- The problem
List each line of the data in which the string "VALVE" appears.

- Record set
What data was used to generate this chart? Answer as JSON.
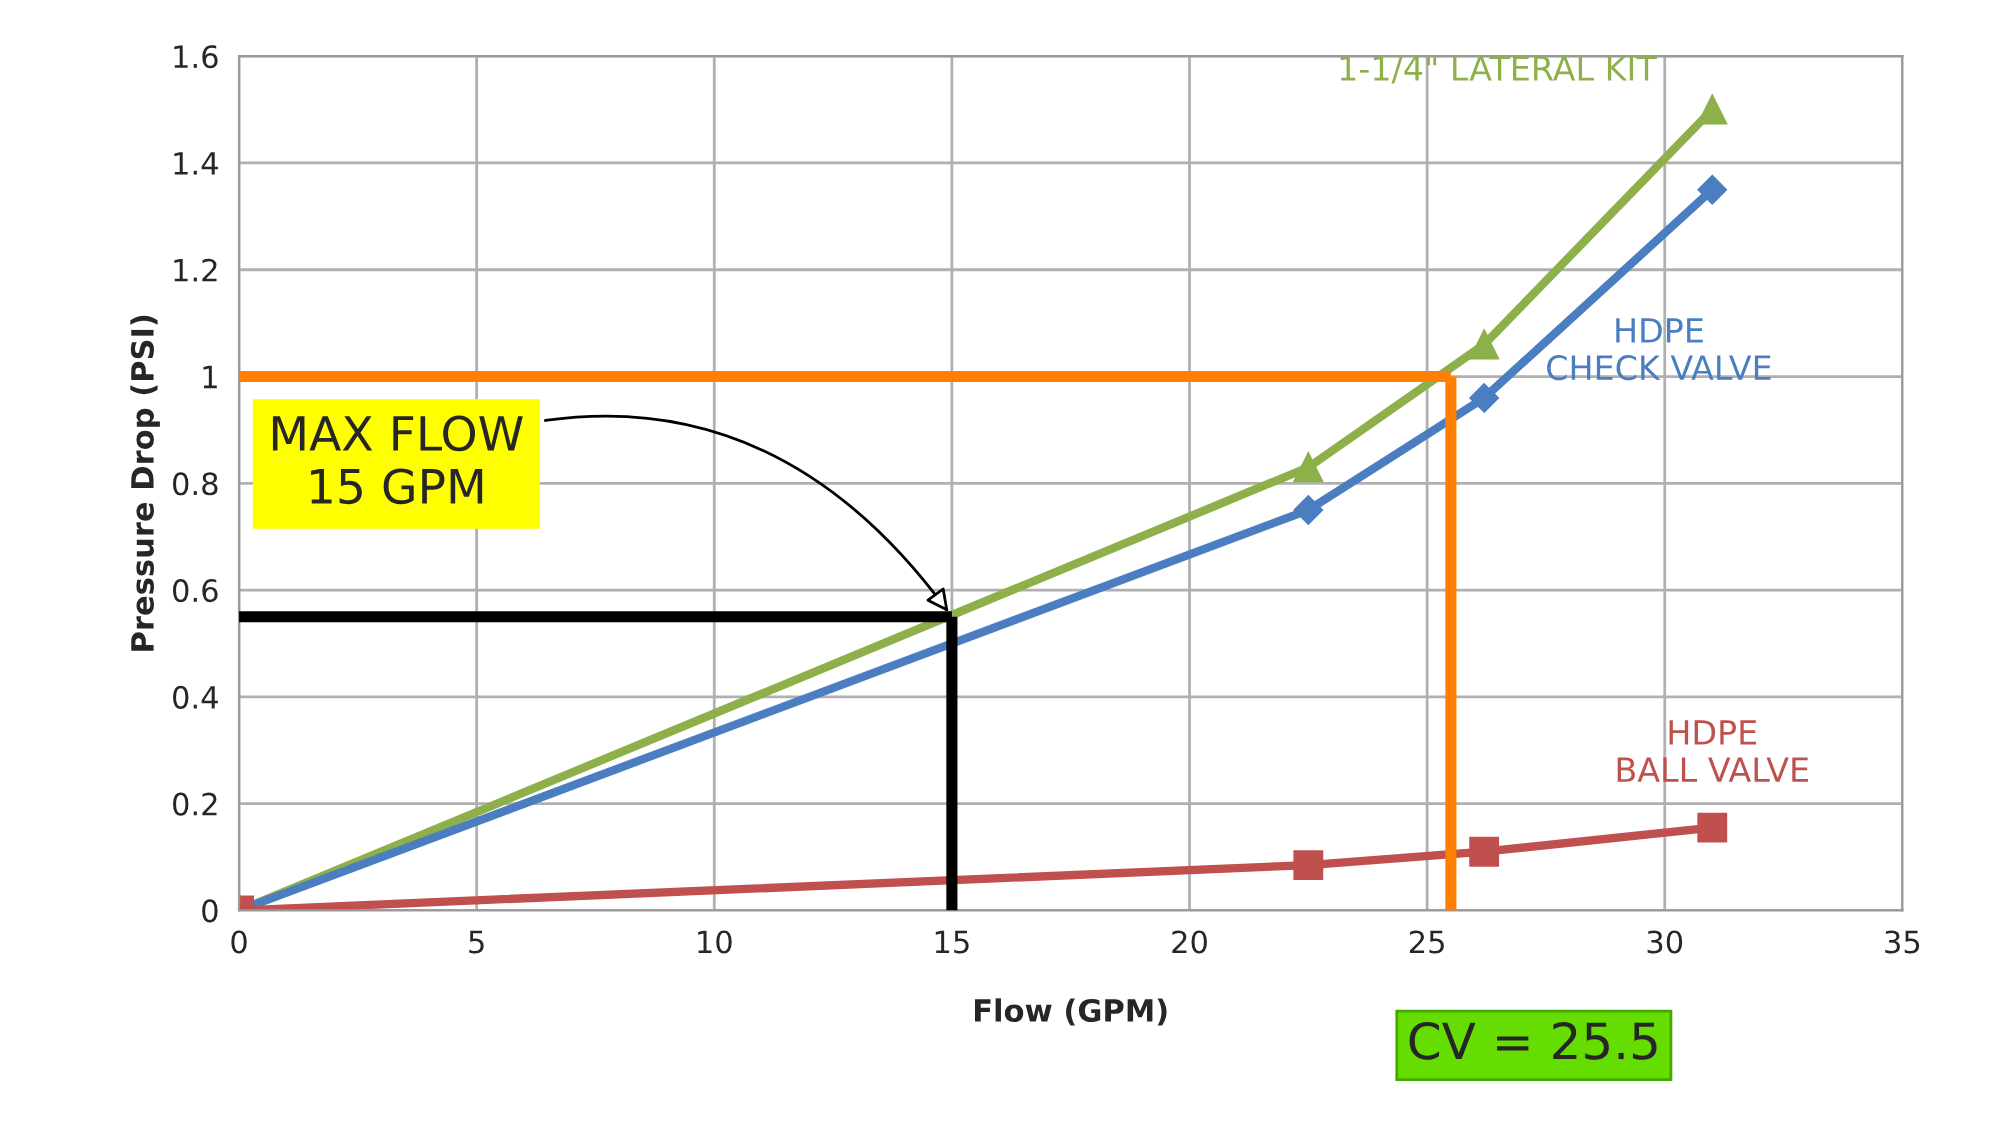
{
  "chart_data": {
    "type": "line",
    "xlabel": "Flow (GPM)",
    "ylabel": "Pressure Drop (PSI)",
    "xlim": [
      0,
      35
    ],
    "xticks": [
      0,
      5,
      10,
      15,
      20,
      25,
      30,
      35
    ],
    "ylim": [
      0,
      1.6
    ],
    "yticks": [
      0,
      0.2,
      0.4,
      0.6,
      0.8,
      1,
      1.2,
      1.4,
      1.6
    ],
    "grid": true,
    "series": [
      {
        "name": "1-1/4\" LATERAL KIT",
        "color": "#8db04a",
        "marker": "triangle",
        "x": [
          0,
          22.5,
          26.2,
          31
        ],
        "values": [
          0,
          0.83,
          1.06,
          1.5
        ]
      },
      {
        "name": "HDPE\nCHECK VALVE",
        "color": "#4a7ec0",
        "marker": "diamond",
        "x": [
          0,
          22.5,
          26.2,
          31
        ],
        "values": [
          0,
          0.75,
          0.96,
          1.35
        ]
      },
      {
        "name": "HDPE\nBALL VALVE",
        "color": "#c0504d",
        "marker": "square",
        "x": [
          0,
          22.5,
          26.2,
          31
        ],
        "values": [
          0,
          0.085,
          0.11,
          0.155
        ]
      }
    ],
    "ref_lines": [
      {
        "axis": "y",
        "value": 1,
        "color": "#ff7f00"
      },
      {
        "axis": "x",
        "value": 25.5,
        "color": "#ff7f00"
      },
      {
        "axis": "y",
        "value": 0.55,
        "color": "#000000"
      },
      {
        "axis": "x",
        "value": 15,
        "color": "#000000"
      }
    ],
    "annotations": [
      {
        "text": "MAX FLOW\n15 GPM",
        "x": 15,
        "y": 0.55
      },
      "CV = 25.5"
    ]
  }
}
--
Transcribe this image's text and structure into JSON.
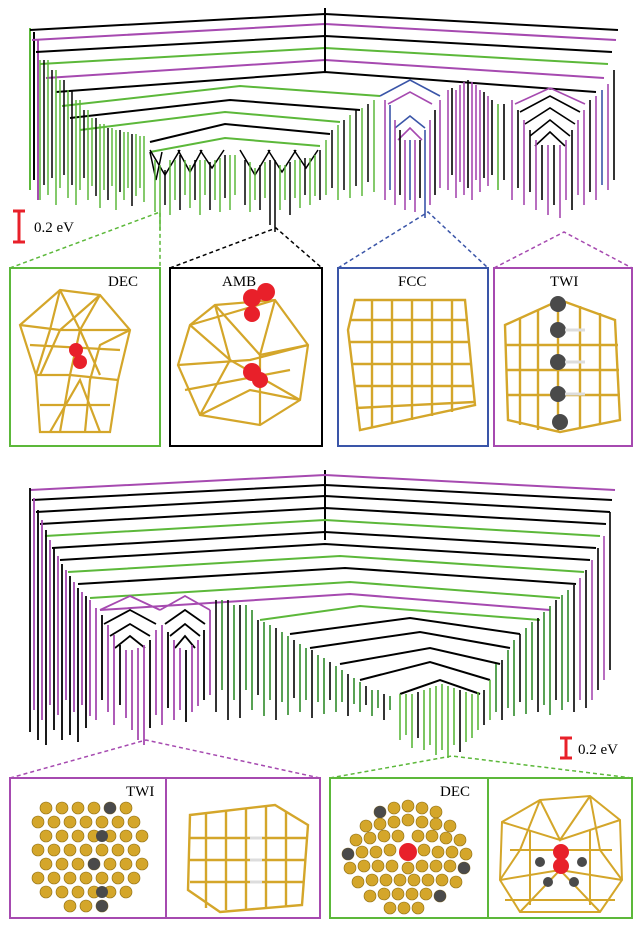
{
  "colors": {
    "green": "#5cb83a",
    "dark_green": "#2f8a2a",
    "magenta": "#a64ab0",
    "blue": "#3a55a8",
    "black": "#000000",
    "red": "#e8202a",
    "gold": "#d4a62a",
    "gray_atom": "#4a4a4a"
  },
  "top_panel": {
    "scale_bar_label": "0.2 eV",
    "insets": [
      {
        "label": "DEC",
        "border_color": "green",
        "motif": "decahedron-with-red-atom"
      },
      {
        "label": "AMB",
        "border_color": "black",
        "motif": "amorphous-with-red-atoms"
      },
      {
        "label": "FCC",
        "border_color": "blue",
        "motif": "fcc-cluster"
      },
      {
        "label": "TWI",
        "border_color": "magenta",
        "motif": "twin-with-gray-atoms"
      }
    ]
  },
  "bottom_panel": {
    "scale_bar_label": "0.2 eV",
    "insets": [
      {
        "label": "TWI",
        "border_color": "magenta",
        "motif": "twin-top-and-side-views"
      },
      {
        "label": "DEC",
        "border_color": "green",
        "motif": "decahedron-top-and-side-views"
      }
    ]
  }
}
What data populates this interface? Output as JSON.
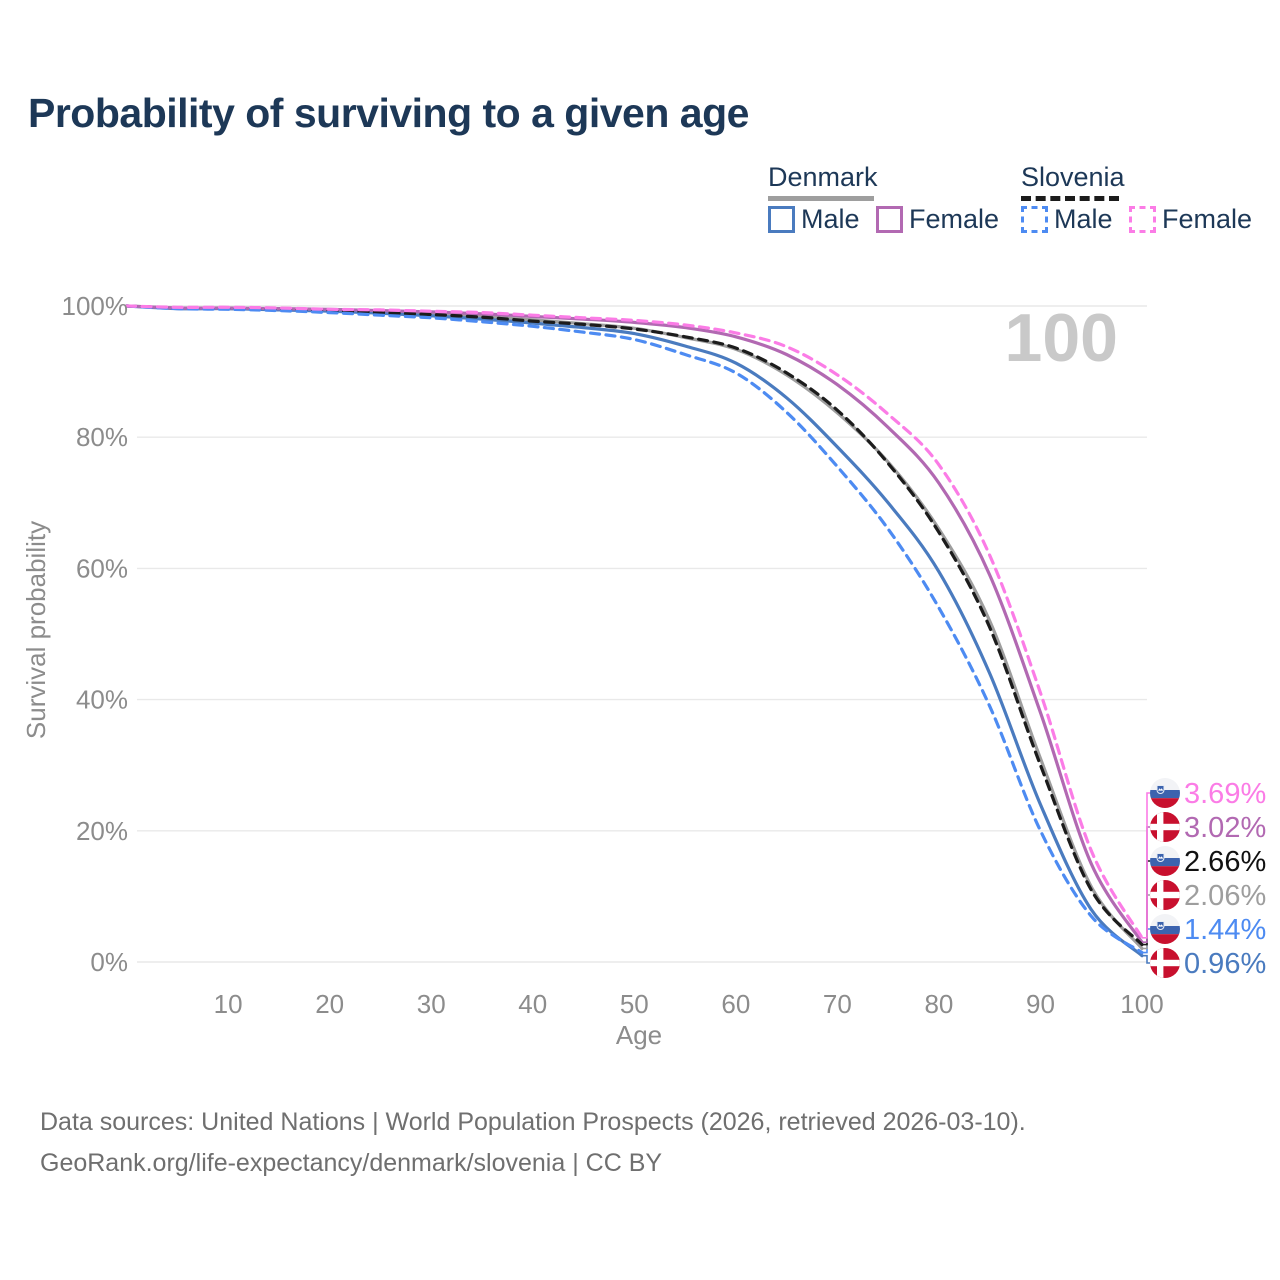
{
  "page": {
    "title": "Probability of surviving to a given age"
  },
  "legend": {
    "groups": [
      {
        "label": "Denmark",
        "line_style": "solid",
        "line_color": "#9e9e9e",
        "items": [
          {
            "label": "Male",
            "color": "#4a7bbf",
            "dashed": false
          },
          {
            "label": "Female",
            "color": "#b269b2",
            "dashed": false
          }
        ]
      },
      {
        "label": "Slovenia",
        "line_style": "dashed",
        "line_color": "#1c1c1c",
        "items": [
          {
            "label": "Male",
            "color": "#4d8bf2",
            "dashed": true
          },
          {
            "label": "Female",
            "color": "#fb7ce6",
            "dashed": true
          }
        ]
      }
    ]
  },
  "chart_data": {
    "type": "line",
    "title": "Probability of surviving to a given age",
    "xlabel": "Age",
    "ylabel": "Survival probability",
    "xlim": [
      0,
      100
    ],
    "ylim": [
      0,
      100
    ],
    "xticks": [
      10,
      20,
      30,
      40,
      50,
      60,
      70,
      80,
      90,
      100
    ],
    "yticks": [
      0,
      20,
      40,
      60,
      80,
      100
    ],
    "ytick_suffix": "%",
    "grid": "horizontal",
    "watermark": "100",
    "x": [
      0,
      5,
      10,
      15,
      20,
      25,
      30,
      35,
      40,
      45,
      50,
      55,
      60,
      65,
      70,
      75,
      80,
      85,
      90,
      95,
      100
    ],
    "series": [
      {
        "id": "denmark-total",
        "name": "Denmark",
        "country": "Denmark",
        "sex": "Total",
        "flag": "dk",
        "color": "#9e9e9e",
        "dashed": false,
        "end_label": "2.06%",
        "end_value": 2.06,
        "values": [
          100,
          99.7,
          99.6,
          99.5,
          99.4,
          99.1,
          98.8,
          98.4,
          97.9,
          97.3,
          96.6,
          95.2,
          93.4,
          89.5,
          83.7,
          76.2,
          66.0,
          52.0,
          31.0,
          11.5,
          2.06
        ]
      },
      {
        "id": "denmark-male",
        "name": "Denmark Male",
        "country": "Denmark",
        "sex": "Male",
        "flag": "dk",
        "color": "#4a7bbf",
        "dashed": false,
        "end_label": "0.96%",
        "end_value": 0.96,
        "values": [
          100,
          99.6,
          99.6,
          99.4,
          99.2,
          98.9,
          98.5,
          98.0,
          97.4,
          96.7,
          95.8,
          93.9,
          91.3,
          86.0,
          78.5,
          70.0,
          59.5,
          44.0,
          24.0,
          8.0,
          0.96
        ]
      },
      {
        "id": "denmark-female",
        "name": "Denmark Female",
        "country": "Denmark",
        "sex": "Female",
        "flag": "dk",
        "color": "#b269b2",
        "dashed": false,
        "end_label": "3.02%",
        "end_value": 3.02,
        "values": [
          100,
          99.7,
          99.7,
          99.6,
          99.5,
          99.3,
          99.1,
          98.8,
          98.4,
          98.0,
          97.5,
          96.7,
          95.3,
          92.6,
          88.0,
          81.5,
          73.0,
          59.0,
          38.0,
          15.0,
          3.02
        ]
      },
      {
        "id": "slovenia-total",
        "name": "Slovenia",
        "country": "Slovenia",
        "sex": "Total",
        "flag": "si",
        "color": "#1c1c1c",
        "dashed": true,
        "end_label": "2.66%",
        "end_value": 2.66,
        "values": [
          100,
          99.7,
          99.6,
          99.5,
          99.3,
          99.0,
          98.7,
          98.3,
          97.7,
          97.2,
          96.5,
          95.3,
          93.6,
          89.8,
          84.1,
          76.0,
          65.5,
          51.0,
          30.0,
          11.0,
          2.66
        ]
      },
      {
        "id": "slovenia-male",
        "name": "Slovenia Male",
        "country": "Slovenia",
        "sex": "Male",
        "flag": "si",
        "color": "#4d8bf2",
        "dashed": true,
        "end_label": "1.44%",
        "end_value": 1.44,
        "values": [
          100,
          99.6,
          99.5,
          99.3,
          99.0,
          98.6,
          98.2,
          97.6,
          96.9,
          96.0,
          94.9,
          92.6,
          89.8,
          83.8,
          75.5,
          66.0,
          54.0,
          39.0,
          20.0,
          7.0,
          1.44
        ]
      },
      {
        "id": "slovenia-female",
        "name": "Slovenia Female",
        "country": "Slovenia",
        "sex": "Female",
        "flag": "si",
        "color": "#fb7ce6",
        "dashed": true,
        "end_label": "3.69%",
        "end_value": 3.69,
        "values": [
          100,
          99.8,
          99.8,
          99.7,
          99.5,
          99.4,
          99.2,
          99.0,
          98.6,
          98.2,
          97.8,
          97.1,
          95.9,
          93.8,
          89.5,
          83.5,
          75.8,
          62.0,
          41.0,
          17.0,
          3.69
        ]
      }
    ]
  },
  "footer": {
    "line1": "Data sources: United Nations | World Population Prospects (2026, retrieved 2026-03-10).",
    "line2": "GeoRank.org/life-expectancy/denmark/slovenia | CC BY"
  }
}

- Written solution
        "name": "HDPE\nCHECK VALVE",
        "name": "HDPE\nBALL VALVE",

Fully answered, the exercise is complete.